Job events performance #241

benthomasson · 2022-11-05T19:15:26Z

Improves the performance of processing job events from 200 per second to 4000 per second.

benthomasson · 2022-11-05T19:16:25Z

This simulates 100 concurrent jobs each with 1000 job events.

time ./job_events_cannon.py --websocket-address ws://localhost:8080/api/ws2 --job-id ca73cc33-4ede-465e-bd82-6ccaaa2915d6 -c 1000 --stdout test2 --workers 100 --verbose

Events per second: 4238.371749744774

All job events were successfully recorded:


eda_server=# select count(*) from job_instance_event;
 count  
--------
 100000

Red-HAP · 2022-11-16T16:04:37Z

src/eda_server/api/websocket.py

+                await bulk_job_instance_events.get()
+                for i in range(bulk_job_instance_events.qsize())


Shouldn't this reference the queue attribute?

Suggested change

await bulk_job_instance_events.get()

for i in range(bulk_job_instance_events.qsize())

await bulk_job_instance_events.queue.get()

for i in range(bulk_job_instance_events.queue.qsize())

Yes, I'll take a look at it.

Red-HAP · 2022-11-16T16:05:15Z

src/eda_server/api/websocket.py

+                await bulk_job_instance_hosts.get()
+                for i in range(bulk_job_instance_hosts.qsize())

• Material:
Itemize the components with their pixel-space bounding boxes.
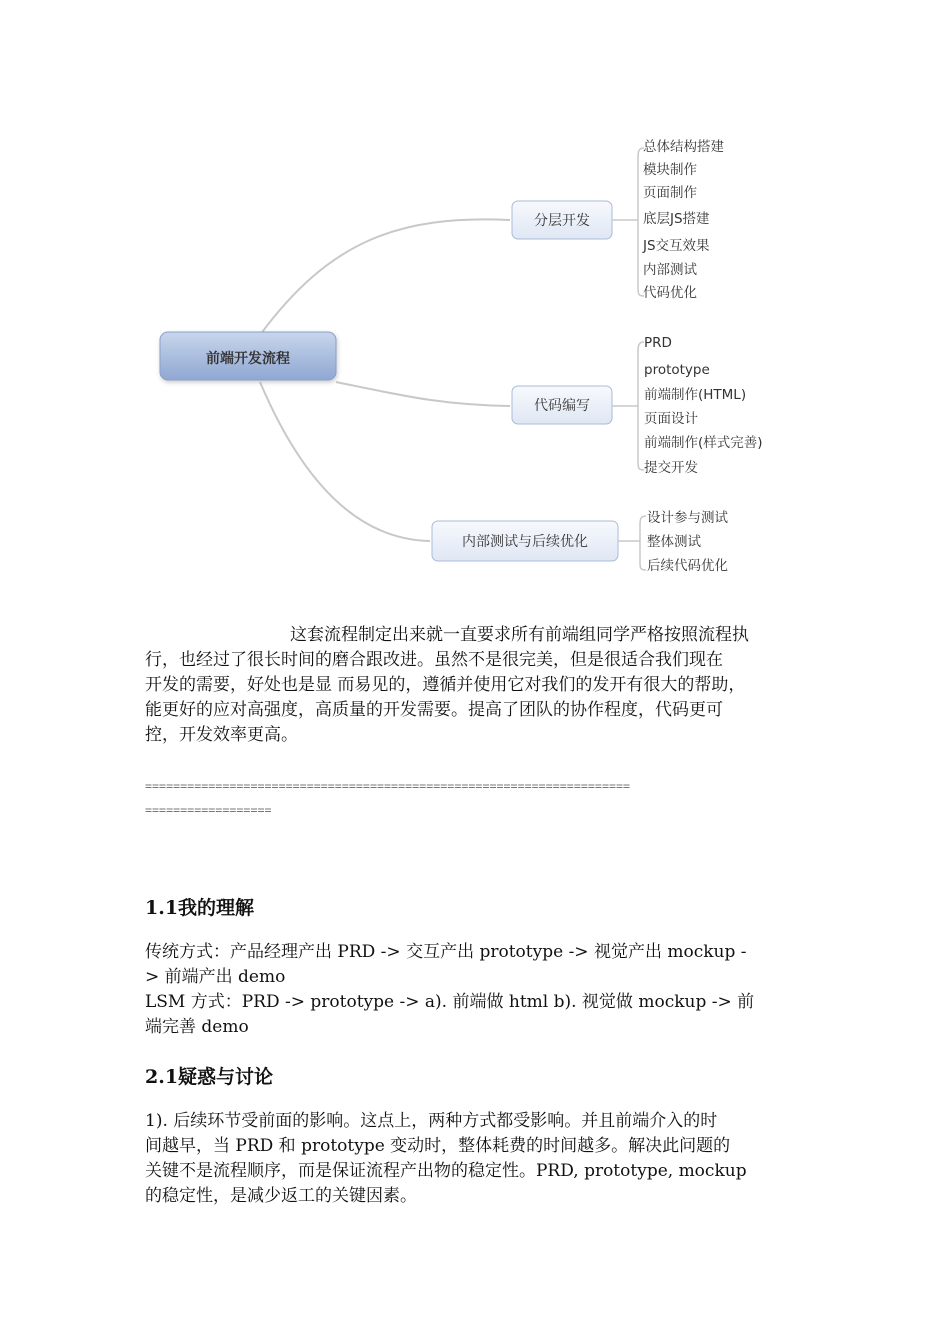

• Challenges:
1. Please quote the job events thread from "Red-HAP · 2022-11-16T16:04:37Z" up to and including "the queue attribute?".
2. According to the job events thread, how many job events per second could be processed before the improvement?
3. List every command-line option passed to job_events_cannon.py in the job events thread.

• Solution set:
1.
Red-HAP · 2022-11-16T16:04:37Z

src/eda_server/api/websocket.py

+                await bulk_job_instance_events.get()
+                for i in range(bulk_job_instance_events.qsize())


Shouldn't this reference the queue attribute?

2. 200 per second.

3. --websocket-address, --job-id, -c, --stdout, --workers, --verbose